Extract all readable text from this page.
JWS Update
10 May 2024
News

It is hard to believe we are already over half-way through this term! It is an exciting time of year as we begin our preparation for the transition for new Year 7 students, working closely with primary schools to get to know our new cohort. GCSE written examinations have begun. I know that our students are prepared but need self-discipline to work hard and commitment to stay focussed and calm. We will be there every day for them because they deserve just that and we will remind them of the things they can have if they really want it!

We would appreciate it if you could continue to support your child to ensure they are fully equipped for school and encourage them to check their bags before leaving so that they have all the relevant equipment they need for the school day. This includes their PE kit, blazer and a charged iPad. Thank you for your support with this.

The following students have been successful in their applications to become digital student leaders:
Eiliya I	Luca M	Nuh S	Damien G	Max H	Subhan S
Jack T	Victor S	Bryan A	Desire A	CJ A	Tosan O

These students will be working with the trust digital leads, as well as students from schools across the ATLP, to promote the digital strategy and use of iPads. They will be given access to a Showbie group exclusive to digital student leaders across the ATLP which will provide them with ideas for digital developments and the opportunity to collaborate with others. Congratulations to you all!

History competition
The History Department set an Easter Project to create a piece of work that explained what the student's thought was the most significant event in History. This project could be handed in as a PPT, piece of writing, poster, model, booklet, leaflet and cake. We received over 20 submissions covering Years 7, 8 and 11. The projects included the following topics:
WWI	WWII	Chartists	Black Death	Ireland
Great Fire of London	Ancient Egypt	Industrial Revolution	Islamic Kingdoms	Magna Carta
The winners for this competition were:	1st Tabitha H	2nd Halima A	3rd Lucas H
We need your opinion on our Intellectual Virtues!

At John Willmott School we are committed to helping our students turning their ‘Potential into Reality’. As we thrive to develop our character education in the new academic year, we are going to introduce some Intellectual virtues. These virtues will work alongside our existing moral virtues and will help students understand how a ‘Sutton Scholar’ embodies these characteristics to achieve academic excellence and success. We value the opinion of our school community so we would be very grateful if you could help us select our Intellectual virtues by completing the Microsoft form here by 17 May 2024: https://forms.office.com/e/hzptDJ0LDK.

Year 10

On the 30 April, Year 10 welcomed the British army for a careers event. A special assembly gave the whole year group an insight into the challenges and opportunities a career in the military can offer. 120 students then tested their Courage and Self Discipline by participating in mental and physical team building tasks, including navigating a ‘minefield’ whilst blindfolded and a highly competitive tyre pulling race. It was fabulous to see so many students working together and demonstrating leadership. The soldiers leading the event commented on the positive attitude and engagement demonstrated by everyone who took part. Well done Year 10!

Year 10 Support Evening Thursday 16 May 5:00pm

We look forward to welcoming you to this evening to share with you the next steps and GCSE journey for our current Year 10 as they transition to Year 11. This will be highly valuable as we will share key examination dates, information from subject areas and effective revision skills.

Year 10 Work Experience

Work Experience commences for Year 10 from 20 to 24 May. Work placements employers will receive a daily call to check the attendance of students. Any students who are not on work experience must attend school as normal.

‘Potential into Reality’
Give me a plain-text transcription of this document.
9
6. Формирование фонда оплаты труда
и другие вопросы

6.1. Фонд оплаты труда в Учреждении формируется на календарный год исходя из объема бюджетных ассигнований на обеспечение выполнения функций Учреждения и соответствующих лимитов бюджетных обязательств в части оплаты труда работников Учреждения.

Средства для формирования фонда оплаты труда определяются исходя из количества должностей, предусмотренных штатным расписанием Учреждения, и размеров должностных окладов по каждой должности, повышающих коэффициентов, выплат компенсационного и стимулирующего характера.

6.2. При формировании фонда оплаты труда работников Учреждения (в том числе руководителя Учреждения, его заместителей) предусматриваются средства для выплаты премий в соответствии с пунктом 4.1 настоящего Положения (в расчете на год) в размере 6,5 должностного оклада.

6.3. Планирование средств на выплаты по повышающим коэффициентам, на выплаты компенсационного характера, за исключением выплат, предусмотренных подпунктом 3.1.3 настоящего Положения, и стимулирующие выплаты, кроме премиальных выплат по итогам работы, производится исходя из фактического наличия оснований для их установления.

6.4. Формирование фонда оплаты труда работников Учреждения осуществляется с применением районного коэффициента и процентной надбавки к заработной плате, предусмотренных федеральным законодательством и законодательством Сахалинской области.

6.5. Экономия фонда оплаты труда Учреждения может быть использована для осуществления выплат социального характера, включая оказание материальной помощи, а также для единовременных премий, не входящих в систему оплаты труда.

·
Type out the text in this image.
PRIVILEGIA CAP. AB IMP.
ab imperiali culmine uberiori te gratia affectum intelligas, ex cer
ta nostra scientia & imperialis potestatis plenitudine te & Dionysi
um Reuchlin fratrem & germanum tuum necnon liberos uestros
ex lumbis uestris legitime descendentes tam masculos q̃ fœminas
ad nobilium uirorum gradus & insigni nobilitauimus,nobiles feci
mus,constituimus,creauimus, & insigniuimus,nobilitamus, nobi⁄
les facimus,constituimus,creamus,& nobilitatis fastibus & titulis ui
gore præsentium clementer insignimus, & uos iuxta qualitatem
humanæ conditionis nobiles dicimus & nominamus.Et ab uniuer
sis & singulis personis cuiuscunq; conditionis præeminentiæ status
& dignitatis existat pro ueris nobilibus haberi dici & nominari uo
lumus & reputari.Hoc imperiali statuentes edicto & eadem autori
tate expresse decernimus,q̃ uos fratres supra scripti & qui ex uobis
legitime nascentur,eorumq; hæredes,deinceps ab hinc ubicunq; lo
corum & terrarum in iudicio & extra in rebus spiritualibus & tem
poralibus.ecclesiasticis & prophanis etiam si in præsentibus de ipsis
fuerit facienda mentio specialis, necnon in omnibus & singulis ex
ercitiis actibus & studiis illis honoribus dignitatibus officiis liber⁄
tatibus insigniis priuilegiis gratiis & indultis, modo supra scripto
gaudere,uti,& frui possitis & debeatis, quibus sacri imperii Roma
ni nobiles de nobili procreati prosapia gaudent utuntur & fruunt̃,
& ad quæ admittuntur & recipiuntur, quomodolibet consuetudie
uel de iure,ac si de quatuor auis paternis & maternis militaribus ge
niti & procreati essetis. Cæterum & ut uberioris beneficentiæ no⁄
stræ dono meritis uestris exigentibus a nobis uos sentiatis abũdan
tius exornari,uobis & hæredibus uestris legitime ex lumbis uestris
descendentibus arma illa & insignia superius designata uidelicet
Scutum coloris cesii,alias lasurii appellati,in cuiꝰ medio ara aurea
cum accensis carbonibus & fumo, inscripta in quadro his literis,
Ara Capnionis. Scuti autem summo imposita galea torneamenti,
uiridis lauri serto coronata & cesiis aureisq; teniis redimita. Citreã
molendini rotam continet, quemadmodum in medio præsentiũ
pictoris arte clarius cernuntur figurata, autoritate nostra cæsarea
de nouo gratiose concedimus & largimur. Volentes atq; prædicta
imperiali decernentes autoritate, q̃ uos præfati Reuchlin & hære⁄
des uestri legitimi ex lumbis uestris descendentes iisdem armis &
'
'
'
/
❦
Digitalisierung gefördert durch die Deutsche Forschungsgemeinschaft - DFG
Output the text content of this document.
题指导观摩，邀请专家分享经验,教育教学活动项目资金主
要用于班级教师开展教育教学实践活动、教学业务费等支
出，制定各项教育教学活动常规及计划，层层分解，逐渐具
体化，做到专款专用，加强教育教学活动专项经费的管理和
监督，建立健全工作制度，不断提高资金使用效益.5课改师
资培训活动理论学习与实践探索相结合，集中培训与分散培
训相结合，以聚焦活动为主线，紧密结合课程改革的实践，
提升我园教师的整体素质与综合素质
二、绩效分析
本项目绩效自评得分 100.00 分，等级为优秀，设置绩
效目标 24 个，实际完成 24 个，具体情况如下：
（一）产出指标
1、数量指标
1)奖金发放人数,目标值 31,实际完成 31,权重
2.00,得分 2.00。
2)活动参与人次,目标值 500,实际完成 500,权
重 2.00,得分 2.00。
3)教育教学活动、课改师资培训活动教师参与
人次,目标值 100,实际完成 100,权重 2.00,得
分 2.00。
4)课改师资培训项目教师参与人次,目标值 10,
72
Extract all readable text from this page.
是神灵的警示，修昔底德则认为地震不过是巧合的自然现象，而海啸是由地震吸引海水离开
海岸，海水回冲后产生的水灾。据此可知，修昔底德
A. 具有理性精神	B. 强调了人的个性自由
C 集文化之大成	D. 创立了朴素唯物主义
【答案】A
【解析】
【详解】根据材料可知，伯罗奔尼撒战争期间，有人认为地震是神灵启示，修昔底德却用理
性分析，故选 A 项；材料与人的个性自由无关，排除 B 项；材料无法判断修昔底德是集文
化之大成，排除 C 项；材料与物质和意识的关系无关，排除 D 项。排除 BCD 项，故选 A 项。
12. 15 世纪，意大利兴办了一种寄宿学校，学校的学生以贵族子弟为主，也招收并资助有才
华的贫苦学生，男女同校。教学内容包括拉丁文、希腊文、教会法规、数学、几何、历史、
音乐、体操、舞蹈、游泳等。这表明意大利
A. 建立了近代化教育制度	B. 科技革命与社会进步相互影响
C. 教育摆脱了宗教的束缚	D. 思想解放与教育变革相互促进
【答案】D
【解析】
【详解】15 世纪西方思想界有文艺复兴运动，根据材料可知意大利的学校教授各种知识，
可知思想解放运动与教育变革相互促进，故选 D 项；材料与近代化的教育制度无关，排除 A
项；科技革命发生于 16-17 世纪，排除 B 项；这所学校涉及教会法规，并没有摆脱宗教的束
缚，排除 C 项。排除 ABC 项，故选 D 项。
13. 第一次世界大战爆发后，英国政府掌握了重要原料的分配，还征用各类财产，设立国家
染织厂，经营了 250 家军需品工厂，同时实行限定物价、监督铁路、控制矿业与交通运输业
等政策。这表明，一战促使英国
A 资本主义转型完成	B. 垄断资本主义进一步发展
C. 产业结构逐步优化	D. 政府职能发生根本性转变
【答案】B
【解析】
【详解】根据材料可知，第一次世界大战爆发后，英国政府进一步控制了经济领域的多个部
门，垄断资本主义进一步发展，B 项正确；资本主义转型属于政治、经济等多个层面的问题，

+ + + + + + +

Aim of the task - From the records above, pull out each line that has "оплаты".

Task output -
6. Формирование фонда оплаты труда
6.1. Фонд оплаты труда в Учреждении формируется на календарный год исходя из объема бюджетных ассигнований на обеспечение выполнения функций Учреждения и соответствующих лимитов бюджетных обязательств в части оплаты труда работников Учреждения.
Средства для формирования фонда оплаты труда определяются исходя из количества должностей, предусмотренных штатным расписанием Учреждения, и размеров должностных окладов по каждой должности, повышающих коэффициентов, выплат компенсационного и стимулирующего характера.
6.2. При формировании фонда оплаты труда работников Учреждения (в том числе руководителя Учреждения, его заместителей) предусматриваются средства для выплаты премий в соответствии с пунктом 4.1 настоящего Положения (в расчете на год) в размере 6,5 должностного оклада.
6.4. Формирование фонда оплаты труда работников Учреждения осуществляется с применением районного коэффициента и процентной надбавки к заработной плате, предусмотренных федеральным законодательством и законодательством Сахалинской области.
6.5. Экономия фонда оплаты труда Учреждения может быть использована для осуществления выплат социального характера, включая оказание материальной помощи, а также для единовременных премий, не входящих в систему оплаты труда.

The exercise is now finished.